■ **PROBLEM STATEMENT**: Repeat each line exactly, leaving nothing out.

■ **TASK INPUTS**:
<<<<
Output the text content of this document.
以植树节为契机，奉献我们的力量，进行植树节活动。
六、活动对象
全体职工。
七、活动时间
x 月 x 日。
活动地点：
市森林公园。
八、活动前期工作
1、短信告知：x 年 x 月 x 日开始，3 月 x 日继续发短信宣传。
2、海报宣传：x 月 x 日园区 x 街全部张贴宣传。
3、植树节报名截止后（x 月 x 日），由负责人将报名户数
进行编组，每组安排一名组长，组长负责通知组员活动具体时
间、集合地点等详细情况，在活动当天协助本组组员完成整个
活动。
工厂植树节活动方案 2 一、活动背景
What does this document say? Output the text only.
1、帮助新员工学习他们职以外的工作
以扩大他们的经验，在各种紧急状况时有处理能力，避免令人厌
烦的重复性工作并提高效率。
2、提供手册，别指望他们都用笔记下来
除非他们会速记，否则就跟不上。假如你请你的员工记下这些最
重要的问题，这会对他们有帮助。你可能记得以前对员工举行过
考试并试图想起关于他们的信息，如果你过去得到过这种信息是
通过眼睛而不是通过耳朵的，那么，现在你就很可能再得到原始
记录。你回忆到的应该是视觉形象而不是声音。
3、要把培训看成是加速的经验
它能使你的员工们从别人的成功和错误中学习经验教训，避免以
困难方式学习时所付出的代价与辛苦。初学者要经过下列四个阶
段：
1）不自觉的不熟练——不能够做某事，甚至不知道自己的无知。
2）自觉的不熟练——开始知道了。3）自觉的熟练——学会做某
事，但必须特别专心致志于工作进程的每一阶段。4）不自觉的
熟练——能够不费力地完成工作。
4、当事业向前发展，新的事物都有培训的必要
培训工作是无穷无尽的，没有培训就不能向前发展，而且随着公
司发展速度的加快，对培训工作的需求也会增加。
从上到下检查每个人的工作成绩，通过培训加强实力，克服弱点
>>>>
■ **EXERCISE RESULT**:
Output the text content of this document.
以植树节为契机，奉献我们的力量，进行植树节活动。
六、活动对象
全体职工。
七、活动时间
x 月 x 日。
活动地点：
市森林公园。
八、活动前期工作
1、短信告知：x 年 x 月 x 日开始，3 月 x 日继续发短信宣传。
2、海报宣传：x 月 x 日园区 x 街全部张贴宣传。
3、植树节报名截止后（x 月 x 日），由负责人将报名户数
进行编组，每组安排一名组长，组长负责通知组员活动具体时
间、集合地点等详细情况，在活动当天协助本组组员完成整个
活动。
工厂植树节活动方案 2 一、活动背景
What does this document say? Output the text only.
1、帮助新员工学习他们职以外的工作
以扩大他们的经验，在各种紧急状况时有处理能力，避免令人厌
烦的重复性工作并提高效率。
2、提供手册，别指望他们都用笔记下来
除非他们会速记，否则就跟不上。假如你请你的员工记下这些最
重要的问题，这会对他们有帮助。你可能记得以前对员工举行过
考试并试图想起关于他们的信息，如果你过去得到过这种信息是
通过眼睛而不是通过耳朵的，那么，现在你就很可能再得到原始
记录。你回忆到的应该是视觉形象而不是声音。
3、要把培训看成是加速的经验
它能使你的员工们从别人的成功和错误中学习经验教训，避免以
困难方式学习时所付出的代价与辛苦。初学者要经过下列四个阶
段：
1）不自觉的不熟练——不能够做某事，甚至不知道自己的无知。
2）自觉的不熟练——开始知道了。3）自觉的熟练——学会做某
事，但必须特别专心致志于工作进程的每一阶段。4）不自觉的
熟练——能够不费力地完成工作。
4、当事业向前发展，新的事物都有培训的必要
培训工作是无穷无尽的，没有培训就不能向前发展，而且随着公
司发展速度的加快，对培训工作的需求也会增加。
从上到下检查每个人的工作成绩，通过培训加强实力，克服弱点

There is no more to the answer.